─── Task material

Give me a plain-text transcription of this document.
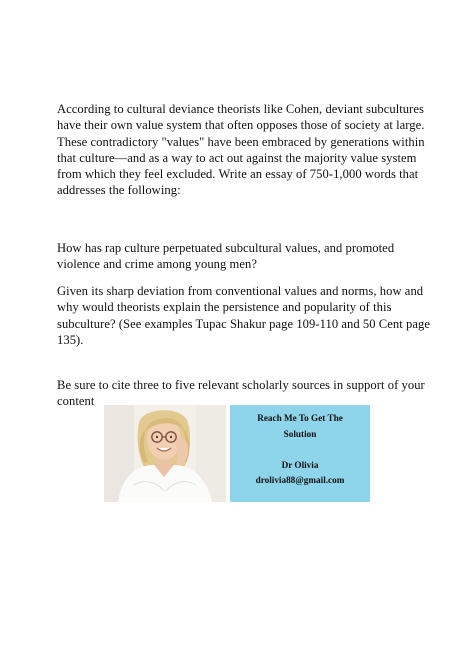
According to cultural deviance theorists like Cohen, deviant subcultures have their own value system that often opposes those of society at large. These contradictory "values" have been embraced by generations within that culture—and as a way to act out against the majority value system from which they feel excluded. Write an essay of 750-1,000 words that addresses the following:

How has rap culture perpetuated subcultural values, and promoted violence and crime among young men?

Given its sharp deviation from conventional values and norms, how and why would theorists explain the persistence and popularity of this subculture? (See examples Tupac Shakur page 109-110 and 50 Cent page 135).

Be sure to cite three to five relevant scholarly sources in support of your content

Reach Me To Get The

Solution

Dr Olivia

drolivia88@gmail.com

──────

Return each line of the listing that holds the string "values".

According to cultural deviance theorists like Cohen, deviant subcultures have their own value system that often opposes those of society at large. These contradictory "values" have been embraced by generations within that culture—and as a way to act out against the majority value system from which they feel excluded. Write an essay of 750-1,000 words that addresses the following:
How has rap culture perpetuated subcultural values, and promoted violence and crime among young men?
Given its sharp deviation from conventional values and norms, how and why would theorists explain the persistence and popularity of this subculture? (See examples Tupac Shakur page 109-110 and 50 Cent page 135).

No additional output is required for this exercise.